▸ **THE REQUEST**
All entries are to be given again verbatim.

▸ **RECORDS TO PROCESS**
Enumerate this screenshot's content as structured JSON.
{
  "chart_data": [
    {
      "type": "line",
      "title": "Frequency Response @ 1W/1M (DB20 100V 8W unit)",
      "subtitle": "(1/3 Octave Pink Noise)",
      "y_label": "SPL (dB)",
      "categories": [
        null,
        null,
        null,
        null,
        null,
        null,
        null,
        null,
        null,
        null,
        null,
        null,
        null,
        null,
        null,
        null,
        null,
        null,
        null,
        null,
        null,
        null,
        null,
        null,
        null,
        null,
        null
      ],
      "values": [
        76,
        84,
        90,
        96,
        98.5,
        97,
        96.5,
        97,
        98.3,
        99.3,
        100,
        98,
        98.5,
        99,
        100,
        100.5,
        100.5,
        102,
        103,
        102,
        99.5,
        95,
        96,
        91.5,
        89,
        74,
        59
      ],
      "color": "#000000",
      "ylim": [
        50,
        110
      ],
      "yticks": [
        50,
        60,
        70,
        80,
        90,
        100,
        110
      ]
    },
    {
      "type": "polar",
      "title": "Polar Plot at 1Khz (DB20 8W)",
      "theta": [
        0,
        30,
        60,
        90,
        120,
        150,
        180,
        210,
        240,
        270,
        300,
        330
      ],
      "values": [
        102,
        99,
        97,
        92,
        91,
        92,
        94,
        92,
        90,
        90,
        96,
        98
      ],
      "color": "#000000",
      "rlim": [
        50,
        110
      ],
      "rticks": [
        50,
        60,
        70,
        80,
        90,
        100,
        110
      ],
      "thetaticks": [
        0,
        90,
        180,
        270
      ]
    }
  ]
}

▸ **WRITTEN RESPONSE**
Enumerate this screenshot's content as structured JSON.
{
  "chart_data": [
    {
      "type": "line",
      "title": "Frequency Response @ 1W/1M (DB20 100V 8W unit)",
      "subtitle": "(1/3 Octave Pink Noise)",
      "y_label": "SPL (dB)",
      "categories": [
        null,
        null,
        null,
        null,
        null,
        null,
        null,
        null,
        null,
        null,
        null,
        null,
        null,
        null,
        null,
        null,
        null,
        null,
        null,
        null,
        null,
        null,
        null,
        null,
        null,
        null,
        null
      ],
      "values": [
        76,
        84,
        90,
        96,
        98.5,
        97,
        96.5,
        97,
        98.3,
        99.3,
        100,
        98,
        98.5,
        99,
        100,
        100.5,
        100.5,
        102,
        103,
        102,
        99.5,
        95,
        96,
        91.5,
        89,
        74,
        59
      ],
      "color": "#000000",
      "ylim": [
        50,
        110
      ],
      "yticks": [
        50,
        60,
        70,
        80,
        90,
        100,
        110
      ]
    },
    {
      "type": "polar",
      "title": "Polar Plot at 1Khz (DB20 8W)",
      "theta": [
        0,
        30,
        60,
        90,
        120,
        150,
        180,
        210,
        240,
        270,
        300,
        330
      ],
      "values": [
        102,
        99,
        97,
        92,
        91,
        92,
        94,
        92,
        90,
        90,
        96,
        98
      ],
      "color": "#000000",
      "rlim": [
        50,
        110
      ],
      "rticks": [
        50,
        60,
        70,
        80,
        90,
        100,
        110
      ],
      "thetaticks": [
        0,
        90,
        180,
        270
      ]
    }
  ]
}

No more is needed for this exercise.